[THE TASK] Give the lines of the records from the one holding "Output each element" through the one holding "strategy-meta: 22 mo · $3,923", both included, as a JSON list of strings, one string per line, with blank lines left out.

═══ INPUT ROWS ═══

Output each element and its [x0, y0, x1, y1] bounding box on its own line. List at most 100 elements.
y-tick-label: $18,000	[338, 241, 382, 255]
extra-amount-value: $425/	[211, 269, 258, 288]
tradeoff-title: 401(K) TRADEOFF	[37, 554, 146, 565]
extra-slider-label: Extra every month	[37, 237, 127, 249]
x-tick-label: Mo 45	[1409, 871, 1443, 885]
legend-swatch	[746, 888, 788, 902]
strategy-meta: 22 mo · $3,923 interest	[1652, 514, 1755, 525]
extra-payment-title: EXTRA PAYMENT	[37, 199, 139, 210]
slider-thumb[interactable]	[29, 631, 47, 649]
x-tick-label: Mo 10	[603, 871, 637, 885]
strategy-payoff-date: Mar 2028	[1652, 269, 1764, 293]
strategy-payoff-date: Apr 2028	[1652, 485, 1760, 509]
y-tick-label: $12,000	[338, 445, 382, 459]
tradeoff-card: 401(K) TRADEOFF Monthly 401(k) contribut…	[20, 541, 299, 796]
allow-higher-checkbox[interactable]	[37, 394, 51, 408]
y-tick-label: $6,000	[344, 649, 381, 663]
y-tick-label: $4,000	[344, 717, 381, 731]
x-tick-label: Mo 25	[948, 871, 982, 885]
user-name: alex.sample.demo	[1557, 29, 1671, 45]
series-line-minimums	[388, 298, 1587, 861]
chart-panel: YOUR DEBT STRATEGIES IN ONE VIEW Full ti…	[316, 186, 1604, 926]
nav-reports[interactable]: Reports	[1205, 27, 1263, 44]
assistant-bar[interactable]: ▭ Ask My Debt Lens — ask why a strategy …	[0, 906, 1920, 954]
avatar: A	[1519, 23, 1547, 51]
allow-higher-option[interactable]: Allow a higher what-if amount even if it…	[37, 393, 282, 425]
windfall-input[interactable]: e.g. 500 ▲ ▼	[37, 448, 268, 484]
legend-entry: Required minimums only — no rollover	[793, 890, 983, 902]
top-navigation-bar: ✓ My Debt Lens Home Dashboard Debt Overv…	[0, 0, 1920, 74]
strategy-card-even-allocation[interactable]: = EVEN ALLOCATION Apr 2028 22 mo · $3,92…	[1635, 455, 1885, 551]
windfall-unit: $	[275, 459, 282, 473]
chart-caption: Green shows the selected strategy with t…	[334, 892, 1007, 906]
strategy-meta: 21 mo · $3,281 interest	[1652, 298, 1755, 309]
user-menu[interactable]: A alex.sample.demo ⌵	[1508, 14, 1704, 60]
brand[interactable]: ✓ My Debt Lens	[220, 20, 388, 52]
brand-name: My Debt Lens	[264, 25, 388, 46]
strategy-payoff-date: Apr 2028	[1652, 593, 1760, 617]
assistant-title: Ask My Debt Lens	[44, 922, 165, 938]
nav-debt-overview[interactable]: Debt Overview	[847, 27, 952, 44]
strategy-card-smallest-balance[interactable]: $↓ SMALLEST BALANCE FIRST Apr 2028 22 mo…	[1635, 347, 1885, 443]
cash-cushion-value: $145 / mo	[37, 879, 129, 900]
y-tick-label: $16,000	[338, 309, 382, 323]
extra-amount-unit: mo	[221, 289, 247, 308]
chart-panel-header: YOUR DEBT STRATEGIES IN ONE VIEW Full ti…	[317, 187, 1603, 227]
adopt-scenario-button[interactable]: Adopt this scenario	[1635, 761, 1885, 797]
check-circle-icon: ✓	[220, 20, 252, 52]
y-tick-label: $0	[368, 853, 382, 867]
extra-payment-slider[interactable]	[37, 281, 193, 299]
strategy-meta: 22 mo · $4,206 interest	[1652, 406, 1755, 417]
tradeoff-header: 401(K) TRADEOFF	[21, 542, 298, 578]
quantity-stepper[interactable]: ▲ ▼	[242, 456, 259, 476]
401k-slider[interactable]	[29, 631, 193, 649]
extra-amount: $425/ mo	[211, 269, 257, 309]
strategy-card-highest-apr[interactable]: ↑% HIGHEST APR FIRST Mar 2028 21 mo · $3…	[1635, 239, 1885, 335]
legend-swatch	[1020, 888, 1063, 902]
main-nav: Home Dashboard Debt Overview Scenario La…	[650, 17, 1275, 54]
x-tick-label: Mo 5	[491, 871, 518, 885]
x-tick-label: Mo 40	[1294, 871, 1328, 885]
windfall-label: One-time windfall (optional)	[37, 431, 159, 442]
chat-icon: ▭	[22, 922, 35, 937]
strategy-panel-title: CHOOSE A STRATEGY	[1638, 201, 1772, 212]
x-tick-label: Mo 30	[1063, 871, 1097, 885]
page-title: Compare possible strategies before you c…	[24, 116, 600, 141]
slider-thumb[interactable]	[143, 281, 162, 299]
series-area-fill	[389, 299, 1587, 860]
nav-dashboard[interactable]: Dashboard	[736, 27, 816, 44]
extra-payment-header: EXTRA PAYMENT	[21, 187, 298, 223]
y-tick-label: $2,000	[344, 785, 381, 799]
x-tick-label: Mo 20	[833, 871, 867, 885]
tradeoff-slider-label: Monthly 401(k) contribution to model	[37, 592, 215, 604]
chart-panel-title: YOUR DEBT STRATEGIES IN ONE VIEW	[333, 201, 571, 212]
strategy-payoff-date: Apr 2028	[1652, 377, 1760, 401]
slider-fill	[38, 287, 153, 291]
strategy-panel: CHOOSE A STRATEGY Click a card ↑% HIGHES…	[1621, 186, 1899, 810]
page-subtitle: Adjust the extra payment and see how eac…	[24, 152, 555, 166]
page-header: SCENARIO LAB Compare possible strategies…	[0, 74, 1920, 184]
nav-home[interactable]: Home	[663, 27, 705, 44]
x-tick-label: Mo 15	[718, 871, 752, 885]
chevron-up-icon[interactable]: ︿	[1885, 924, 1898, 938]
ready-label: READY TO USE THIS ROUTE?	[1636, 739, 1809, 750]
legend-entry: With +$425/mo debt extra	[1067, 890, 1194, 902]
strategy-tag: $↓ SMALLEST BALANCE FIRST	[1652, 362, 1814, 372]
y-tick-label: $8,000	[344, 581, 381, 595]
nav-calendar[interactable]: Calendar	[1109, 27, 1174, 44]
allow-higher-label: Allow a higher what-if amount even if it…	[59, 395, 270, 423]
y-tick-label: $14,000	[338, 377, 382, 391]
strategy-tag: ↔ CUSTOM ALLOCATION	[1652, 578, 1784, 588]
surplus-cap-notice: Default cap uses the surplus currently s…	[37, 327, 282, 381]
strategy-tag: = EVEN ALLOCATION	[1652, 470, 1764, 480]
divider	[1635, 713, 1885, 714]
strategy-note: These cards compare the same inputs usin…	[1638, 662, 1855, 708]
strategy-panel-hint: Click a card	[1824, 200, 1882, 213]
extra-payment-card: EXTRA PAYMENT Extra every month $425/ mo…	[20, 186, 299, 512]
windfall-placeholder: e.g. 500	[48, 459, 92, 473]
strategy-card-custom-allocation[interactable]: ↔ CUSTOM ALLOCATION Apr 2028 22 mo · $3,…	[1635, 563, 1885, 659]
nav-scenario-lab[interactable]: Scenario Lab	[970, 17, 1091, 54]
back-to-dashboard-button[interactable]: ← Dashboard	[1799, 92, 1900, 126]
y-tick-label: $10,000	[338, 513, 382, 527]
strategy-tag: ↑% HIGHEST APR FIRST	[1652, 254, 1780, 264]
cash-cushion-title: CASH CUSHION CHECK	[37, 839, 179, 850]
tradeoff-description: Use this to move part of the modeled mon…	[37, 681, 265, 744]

═══
═══ INPUT ROWS ═══

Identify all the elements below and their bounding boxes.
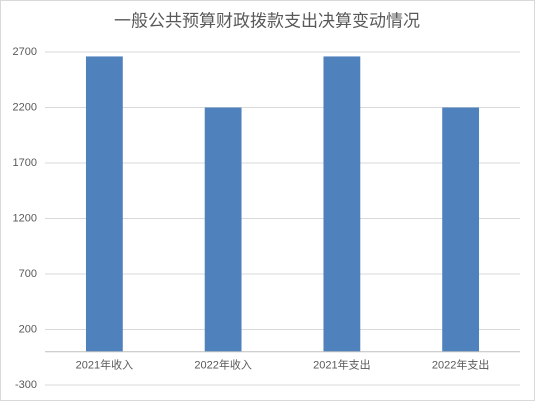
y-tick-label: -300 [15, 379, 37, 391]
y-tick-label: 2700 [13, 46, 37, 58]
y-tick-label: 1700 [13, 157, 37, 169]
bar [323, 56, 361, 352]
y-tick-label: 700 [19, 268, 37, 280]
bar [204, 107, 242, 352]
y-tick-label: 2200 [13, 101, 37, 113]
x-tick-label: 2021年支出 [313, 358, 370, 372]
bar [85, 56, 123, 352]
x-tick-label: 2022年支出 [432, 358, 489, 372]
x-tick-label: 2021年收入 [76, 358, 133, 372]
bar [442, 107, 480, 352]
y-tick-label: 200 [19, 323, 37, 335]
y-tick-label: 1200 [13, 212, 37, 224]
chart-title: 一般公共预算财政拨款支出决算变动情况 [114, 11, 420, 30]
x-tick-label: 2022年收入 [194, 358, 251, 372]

═══

[WRITTEN REPLY]
[
  "Output each element and its [x0, y0, x1, y1] bounding box on its own line. List at most 100 elements.",
  "y-tick-label: $18,000\t[338, 241, 382, 255]",
  "extra-amount-value: $425/\t[211, 269, 258, 288]",
  "tradeoff-title: 401(K) TRADEOFF\t[37, 554, 146, 565]",
  "extra-slider-label: Extra every month\t[37, 237, 127, 249]",
  "x-tick-label: Mo 45\t[1409, 871, 1443, 885]",
  "legend-swatch\t[746, 888, 788, 902]",
  "strategy-meta: 22 mo · $3,923 interest\t[1652, 514, 1755, 525]"
]